* Selection

-------------------------

Don't forget to offer PLENTY of immediately usable examples of the API. Like Pivotaltracker has copy/paste-able curl commands to try out the API. Have libs with consistent examples for all popular (and, if for some free PR, less popular languages). Version your API in the URL; you might need large changes to existing stuff, so you cannot trust on backward compatibility all the time while it is really annoying for devs when something works if they have to change it (or it stops working).
Edit; hire 'average' programmers from oDesk etc to build 'stuff' against it 'for clients' (threat it as a serious project) to figure out how easy it REALLY is to make things with it. Average programmers are, well, the average, so they will be the most likely consumers of your API. If they have no clue at all, you didn't go far enough perfecting everything. For instance we hired a bunch of devs to do a Windows plugin for our monitoring system and we found out our documentation and examples were completely unusable for them. We'll have to rewrite/refactor all of that and have them re-try.
You said it. I have this feeling people tend to forget developers are users too. The "don't make me think" rule still applies even if their job is thinking.

-------------------------

* Entries provided
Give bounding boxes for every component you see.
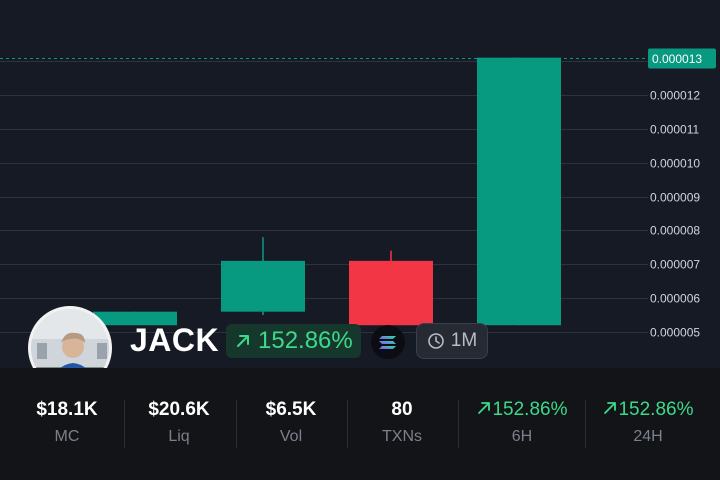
token-change-badge: 152.86%	[226, 324, 361, 358]
stat-24h-text: 152.86%	[618, 399, 694, 420]
timeframe-button[interactable]: 1M	[416, 323, 488, 359]
candle-body	[477, 57, 561, 326]
arrow-up-right-icon	[604, 402, 617, 414]
stat-mc-value: $18.1K	[36, 399, 98, 420]
stat-vol: $6.5K Vol	[246, 398, 336, 450]
stat-mc-label: MC	[54, 428, 80, 445]
stat-liq-value: $20.6K	[148, 399, 210, 420]
token-change-value: 152.86%	[258, 327, 353, 354]
stat-divider	[347, 400, 348, 448]
stat-mc: $18.1K MC	[22, 398, 112, 450]
current-price-tag	[648, 48, 716, 69]
y-tick-label: 0.000011	[650, 123, 699, 137]
candle-body	[349, 260, 433, 326]
solana-icon[interactable]	[371, 325, 405, 359]
stat-divider	[458, 400, 459, 448]
price-chart[interactable]: 0.000005 0.000006 0.000007 0.000008 0.000009…	[0, 0, 720, 368]
stat-6h-text: 152.86%	[492, 399, 568, 420]
stat-liq-label: Liq	[168, 428, 190, 445]
stat-6h: 152.86% 6H	[466, 398, 578, 450]
candle-body	[221, 260, 305, 312]
stat-liq: $20.6K Liq	[134, 398, 224, 450]
stat-vol-value: $6.5K	[265, 399, 317, 420]
timeframe-label: 1M	[450, 330, 478, 351]
stat-txns-label: TXNs	[382, 428, 422, 445]
stat-24h: 152.86% 24H	[592, 398, 704, 450]
stat-vol-label: Vol	[279, 428, 303, 445]
stat-24h-value: 152.86%	[592, 398, 704, 422]
arrow-up-right-icon	[237, 335, 249, 347]
stat-divider	[585, 400, 586, 448]
y-tick-label: 0.000008	[650, 224, 700, 238]
token-name: JACK	[130, 322, 220, 358]
stat-divider	[236, 400, 237, 448]
y-tick-label: 0.000009	[650, 191, 700, 205]
current-price-label: 0.000013	[652, 52, 702, 66]
clock-icon	[427, 333, 444, 349]
stat-6h-value: 152.86%	[466, 398, 578, 422]
y-tick-label: 0.000006	[650, 292, 700, 306]
y-tick-label: 0.000005	[650, 326, 700, 340]
y-tick-label: 0.000010	[650, 157, 700, 171]
y-tick-label: 0.000012	[650, 89, 700, 103]
stat-txns: 80 TXNs	[357, 398, 447, 450]
stats-bar: $18.1K MC $20.6K Liq $6.5K Vol 80 TXNs 1…	[0, 368, 720, 480]
stat-6h-label: 6H	[511, 428, 533, 445]
arrow-up-right-icon	[478, 402, 491, 414]
stat-txns-value: 80	[391, 399, 413, 420]
stat-24h-label: 24H	[633, 428, 663, 445]
candle-body	[93, 311, 177, 326]
y-tick-label: 0.000007	[650, 258, 700, 272]
stat-divider	[124, 400, 125, 448]
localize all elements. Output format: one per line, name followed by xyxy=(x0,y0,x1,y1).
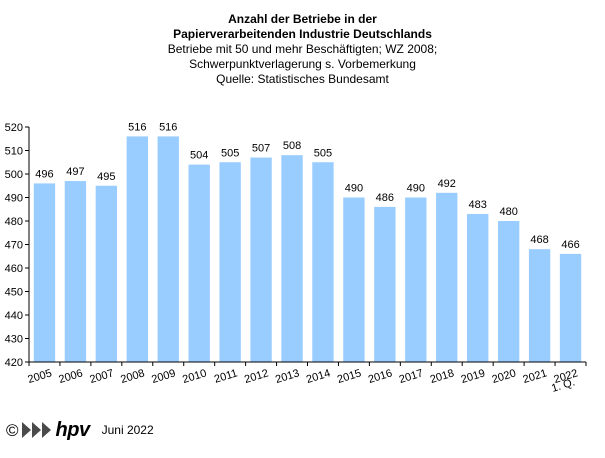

-------------------------

* Set task
Go on with the discussion about making APIs easy for developers to use, starting right after its last comment.

* The reply
So if you really want people to use your system (API, library, IDE, programming language, compiler...) you should run usability tests, write easy-to follow documentation with examples and answers to common problems, make it super easy to download (if it's software), maybe make a web page where you can try it online (that helps a lot), have a nice, smooth user interface, make it behave similar to something users have probably already used, have a good name, a nice logo, a nice-looking webpage, take care of its search-engine positioning, offer services such as forums, maybe advertise a bit, sell shirts, give a free night at a spa to one of the users every month (hey why not)... wow that list came longer than expected. Well you get the point.
This article is bad advice for 99% of startups. It says "your API might become heavily used, so engineer for it up front".
I have an alternative suggestion: "Your API (even more so than your product) is most likely never going to be used by anyone, so engineer to get it out the door as quickly as possible and test the waters."
Authorization, throttling, quotas, and monetization are all things you can worry about in the happy-but-unlikely case that your API takes off. In the mean time, just get it out the door. There are some things you can do to future-proof yourself with zero effort:
* Require every request to submit a contact email address as a parameter. This gives you a crude way to find out who is using your API and how much, and gives you the ability to contact them when you make breaking changes. Clients who don't submit contact information have nobody to blame but themselves when you make breaking changes.
* Put your API on a different domain from your main site, ie api.example.com instead of www.example.com. This gives you more flexibility to move it around without breaking things.
* Documentation is critical, but easy - provide examples. Just a series of "Want to do X? Formulate a link like this" and make a real link that actually works.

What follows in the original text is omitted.